● **Instructions to follow**
Please write out the material that follows, exactly as it stands.

(Items from a data source)
++++++++++++++++++++

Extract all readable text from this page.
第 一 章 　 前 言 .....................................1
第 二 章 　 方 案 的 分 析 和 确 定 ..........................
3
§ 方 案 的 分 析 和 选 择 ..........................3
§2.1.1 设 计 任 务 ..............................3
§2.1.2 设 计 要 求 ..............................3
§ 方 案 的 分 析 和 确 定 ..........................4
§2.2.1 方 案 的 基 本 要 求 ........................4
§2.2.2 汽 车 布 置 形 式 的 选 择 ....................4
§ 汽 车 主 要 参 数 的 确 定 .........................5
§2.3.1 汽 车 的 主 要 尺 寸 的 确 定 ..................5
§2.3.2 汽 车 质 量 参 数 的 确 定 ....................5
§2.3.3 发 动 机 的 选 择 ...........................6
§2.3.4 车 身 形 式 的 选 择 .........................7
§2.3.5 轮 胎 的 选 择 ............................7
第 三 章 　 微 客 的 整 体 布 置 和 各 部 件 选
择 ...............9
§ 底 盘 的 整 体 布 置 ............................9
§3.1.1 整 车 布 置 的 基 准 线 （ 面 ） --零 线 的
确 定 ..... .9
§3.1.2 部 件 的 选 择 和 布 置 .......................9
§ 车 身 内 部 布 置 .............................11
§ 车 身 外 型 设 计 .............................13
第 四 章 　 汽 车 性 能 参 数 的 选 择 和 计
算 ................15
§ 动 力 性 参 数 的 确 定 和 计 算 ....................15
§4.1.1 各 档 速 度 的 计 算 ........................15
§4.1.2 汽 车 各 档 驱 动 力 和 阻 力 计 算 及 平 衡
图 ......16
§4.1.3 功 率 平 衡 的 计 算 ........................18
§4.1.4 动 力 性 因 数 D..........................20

++++++++++++++++++++

● **Task response**
Extract all readable text from this page.
第 一 章 　 前 言 .....................................1
第 二 章 　 方 案 的 分 析 和 确 定 ..........................
3
§ 方 案 的 分 析 和 选 择 ..........................3
§2.1.1 设 计 任 务 ..............................3
§2.1.2 设 计 要 求 ..............................3
§ 方 案 的 分 析 和 确 定 ..........................4
§2.2.1 方 案 的 基 本 要 求 ........................4
§2.2.2 汽 车 布 置 形 式 的 选 择 ....................4
§ 汽 车 主 要 参 数 的 确 定 .........................5
§2.3.1 汽 车 的 主 要 尺 寸 的 确 定 ..................5
§2.3.2 汽 车 质 量 参 数 的 确 定 ....................5
§2.3.3 发 动 机 的 选 择 ...........................6
§2.3.4 车 身 形 式 的 选 择 .........................7
§2.3.5 轮 胎 的 选 择 ............................7
第 三 章 　 微 客 的 整 体 布 置 和 各 部 件 选
择 ...............9
§ 底 盘 的 整 体 布 置 ............................9
§3.1.1 整 车 布 置 的 基 准 线 （ 面 ） --零 线 的
确 定 ..... .9
§3.1.2 部 件 的 选 择 和 布 置 .......................9
§ 车 身 内 部 布 置 .............................11
§ 车 身 外 型 设 计 .............................13
第 四 章 　 汽 车 性 能 参 数 的 选 择 和 计
算 ................15
§ 动 力 性 参 数 的 确 定 和 计 算 ....................15
§4.1.1 各 档 速 度 的 计 算 ........................15
§4.1.2 汽 车 各 档 驱 动 力 和 阻 力 计 算 及 平 衡
图 ......16
§4.1.3 功 率 平 衡 的 计 算 ........................18
§4.1.4 动 力 性 因 数 D..........................20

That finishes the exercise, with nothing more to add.